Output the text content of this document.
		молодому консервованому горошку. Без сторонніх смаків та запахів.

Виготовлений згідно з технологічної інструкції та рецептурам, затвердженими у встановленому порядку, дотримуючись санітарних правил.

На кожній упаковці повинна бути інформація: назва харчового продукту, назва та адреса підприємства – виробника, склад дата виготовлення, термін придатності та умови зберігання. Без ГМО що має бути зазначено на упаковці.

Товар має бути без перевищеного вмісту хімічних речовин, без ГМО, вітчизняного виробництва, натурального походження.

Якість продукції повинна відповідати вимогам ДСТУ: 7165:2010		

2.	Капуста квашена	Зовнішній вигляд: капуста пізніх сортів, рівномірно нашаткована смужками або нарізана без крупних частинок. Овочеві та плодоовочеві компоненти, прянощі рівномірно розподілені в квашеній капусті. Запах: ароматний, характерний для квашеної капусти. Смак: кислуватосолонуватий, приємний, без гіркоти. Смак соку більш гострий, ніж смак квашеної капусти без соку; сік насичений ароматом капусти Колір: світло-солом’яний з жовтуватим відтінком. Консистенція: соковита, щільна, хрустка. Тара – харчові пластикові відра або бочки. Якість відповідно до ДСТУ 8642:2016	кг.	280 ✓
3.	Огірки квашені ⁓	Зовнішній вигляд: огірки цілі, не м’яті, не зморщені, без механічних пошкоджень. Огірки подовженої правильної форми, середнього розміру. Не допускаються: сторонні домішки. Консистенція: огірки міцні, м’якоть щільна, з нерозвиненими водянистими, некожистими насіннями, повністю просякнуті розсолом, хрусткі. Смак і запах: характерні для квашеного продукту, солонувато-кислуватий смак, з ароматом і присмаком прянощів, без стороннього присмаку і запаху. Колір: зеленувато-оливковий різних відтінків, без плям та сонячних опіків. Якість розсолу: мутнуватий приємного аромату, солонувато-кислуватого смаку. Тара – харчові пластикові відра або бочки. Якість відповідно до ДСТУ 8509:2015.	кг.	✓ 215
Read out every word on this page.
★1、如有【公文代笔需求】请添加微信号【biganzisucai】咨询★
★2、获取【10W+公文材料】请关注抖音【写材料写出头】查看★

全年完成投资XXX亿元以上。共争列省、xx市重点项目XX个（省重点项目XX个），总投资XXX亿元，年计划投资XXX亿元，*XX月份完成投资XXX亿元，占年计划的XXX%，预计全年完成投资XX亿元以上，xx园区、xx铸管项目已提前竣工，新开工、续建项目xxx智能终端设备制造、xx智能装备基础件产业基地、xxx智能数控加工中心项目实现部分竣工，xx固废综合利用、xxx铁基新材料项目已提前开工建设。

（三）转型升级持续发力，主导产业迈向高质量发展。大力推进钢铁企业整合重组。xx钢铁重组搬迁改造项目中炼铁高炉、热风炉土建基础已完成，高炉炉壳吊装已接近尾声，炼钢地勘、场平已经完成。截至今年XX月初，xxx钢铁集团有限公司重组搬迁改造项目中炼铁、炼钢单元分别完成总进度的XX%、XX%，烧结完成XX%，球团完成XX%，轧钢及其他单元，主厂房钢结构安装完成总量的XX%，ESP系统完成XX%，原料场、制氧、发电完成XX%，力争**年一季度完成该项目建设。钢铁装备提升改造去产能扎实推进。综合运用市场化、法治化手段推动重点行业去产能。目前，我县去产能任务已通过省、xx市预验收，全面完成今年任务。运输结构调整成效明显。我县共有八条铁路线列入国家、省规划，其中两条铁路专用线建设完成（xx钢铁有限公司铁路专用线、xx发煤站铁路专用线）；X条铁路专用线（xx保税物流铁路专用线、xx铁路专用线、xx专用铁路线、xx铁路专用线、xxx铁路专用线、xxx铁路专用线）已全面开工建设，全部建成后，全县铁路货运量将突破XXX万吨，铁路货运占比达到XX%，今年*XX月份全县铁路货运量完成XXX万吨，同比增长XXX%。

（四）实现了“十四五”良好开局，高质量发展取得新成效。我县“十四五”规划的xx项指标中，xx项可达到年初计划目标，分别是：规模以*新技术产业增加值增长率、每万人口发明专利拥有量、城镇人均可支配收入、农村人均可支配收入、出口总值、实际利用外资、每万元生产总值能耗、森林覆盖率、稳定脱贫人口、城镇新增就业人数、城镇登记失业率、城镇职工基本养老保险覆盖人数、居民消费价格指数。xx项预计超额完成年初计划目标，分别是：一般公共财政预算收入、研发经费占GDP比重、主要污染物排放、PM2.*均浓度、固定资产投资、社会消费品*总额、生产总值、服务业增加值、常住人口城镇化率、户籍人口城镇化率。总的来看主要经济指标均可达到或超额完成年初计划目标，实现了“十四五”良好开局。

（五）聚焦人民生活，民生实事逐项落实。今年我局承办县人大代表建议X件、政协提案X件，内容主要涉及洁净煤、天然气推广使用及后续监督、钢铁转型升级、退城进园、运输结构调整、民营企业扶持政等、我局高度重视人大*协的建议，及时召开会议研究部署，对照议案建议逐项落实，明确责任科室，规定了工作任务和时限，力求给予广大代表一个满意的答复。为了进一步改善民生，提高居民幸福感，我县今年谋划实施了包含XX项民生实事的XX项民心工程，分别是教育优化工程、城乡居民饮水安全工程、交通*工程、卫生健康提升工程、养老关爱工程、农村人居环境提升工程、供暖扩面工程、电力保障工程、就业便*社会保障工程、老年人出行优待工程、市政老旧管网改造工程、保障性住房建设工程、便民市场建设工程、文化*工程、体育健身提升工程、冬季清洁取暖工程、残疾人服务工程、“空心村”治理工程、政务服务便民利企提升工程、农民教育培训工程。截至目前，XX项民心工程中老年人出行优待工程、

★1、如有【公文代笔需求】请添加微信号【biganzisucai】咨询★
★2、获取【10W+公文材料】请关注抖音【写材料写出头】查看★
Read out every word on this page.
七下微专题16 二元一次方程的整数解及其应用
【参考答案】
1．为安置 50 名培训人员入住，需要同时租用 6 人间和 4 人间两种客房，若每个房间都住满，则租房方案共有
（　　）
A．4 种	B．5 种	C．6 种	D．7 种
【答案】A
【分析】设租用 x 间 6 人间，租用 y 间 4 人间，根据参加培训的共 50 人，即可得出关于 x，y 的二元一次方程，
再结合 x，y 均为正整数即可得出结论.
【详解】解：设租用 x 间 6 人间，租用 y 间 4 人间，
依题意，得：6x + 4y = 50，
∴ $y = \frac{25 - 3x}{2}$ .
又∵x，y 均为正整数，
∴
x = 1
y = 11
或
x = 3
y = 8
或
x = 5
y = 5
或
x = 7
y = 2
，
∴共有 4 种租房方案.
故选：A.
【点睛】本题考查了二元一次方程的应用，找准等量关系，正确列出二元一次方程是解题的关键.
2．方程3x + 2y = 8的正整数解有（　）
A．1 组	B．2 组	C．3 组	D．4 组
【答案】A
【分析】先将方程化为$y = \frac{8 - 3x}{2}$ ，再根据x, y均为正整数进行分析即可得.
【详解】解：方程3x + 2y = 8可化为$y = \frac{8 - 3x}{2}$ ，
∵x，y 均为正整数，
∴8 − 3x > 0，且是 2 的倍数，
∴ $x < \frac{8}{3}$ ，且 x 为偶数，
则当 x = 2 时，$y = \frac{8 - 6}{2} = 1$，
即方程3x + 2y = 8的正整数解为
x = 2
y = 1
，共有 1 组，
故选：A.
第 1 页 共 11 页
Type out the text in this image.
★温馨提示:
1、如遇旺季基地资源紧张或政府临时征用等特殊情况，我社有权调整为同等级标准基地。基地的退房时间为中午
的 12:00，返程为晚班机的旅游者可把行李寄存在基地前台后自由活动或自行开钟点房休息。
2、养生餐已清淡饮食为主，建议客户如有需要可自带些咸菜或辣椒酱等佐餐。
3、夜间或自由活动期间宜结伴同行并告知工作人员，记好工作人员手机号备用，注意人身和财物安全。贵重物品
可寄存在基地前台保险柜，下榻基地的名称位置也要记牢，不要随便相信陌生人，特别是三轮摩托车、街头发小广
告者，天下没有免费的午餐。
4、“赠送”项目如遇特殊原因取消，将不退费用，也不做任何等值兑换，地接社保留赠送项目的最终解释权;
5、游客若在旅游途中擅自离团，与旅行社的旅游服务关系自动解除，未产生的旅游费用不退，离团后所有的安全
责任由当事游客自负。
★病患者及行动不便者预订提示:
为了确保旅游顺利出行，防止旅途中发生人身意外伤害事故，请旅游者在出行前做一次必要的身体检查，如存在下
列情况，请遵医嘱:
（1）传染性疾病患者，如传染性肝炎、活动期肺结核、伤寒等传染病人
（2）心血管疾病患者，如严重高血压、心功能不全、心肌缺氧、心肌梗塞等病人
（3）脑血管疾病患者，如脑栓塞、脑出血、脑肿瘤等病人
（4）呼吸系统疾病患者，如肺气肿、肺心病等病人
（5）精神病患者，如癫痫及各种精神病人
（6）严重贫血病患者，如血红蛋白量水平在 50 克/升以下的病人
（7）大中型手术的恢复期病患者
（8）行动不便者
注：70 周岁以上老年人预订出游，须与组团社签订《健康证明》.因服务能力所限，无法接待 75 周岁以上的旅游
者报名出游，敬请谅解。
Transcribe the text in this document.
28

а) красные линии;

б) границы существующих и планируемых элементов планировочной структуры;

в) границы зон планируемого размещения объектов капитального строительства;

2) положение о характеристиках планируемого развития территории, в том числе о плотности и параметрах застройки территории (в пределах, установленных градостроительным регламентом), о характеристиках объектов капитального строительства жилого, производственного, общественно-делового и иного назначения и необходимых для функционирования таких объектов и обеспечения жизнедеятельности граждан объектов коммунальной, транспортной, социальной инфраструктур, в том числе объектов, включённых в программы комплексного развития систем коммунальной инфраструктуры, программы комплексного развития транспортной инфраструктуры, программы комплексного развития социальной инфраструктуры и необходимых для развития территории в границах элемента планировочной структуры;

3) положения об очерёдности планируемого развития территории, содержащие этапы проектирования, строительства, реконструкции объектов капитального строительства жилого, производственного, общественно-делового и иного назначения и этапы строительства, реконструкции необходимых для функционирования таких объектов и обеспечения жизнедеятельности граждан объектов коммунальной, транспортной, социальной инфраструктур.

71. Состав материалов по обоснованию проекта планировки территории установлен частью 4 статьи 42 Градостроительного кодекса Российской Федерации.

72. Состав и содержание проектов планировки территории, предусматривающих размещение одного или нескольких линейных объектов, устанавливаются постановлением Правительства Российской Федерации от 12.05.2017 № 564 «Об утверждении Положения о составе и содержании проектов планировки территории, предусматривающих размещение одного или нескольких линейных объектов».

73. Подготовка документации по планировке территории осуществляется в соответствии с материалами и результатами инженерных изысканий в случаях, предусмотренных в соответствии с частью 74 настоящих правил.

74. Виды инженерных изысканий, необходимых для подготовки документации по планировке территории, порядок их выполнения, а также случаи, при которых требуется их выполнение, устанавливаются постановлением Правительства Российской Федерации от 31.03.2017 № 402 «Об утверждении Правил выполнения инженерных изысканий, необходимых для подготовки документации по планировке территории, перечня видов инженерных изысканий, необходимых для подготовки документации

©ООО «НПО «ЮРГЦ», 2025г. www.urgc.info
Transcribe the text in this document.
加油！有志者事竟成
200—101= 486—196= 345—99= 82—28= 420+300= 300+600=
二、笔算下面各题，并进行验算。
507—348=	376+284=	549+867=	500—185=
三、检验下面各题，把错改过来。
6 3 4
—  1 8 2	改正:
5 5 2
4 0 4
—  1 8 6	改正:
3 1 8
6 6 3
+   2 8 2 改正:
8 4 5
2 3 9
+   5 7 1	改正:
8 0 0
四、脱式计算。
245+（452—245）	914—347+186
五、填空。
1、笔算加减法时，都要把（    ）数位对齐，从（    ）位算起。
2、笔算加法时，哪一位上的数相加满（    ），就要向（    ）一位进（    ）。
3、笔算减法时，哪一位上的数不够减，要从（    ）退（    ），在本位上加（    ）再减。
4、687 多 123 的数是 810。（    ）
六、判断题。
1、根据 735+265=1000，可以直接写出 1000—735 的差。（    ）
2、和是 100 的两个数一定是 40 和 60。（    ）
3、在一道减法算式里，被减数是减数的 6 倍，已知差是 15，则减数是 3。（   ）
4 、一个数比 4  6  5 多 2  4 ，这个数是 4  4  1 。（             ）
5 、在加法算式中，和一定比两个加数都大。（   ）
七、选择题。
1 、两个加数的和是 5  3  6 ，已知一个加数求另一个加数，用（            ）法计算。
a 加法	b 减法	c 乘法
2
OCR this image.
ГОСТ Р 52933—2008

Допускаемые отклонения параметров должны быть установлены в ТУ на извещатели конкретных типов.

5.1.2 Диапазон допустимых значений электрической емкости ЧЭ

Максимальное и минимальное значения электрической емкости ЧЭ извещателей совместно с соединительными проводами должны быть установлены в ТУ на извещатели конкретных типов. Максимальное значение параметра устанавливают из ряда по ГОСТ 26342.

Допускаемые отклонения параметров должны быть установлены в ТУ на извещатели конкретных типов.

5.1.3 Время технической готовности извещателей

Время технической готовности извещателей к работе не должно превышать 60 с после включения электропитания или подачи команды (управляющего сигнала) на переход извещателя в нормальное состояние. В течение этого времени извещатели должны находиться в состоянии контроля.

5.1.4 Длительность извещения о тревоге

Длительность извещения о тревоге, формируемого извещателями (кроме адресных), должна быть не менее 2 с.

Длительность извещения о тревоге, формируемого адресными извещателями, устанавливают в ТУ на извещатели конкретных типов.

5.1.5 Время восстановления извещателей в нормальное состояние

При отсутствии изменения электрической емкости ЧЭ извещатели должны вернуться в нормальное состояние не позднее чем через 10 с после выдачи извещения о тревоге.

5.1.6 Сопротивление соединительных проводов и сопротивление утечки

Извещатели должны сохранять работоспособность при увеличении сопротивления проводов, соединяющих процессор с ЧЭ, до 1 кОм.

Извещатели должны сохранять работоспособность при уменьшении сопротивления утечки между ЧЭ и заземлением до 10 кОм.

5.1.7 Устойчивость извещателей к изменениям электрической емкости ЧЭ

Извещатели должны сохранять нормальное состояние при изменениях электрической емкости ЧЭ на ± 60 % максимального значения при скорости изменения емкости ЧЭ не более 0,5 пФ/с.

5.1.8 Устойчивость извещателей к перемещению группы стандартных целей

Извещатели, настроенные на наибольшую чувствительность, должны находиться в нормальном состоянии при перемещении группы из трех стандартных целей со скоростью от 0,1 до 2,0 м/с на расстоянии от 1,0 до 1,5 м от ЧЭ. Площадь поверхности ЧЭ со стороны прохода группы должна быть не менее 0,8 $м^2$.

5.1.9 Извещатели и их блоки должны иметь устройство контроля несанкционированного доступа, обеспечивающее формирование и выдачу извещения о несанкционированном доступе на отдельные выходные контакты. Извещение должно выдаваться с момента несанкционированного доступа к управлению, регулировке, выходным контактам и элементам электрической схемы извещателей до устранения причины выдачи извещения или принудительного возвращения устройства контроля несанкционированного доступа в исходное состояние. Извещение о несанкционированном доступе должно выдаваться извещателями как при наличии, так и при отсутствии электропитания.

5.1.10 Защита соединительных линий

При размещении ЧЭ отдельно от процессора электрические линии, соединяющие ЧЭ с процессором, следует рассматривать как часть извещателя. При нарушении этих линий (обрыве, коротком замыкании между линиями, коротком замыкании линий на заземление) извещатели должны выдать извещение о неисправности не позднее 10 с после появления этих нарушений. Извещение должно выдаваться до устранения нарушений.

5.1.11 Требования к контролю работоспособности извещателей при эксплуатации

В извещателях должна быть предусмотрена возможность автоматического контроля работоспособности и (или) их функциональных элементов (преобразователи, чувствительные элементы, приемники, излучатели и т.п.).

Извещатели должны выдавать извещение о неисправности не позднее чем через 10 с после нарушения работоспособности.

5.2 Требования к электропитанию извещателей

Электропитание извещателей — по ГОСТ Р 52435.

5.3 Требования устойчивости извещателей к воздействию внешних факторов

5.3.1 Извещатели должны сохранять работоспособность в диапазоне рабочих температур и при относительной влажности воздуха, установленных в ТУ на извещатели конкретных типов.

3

- Goal -
The answer is one number: how many lines of the material above contain "повинна".

- Result -
2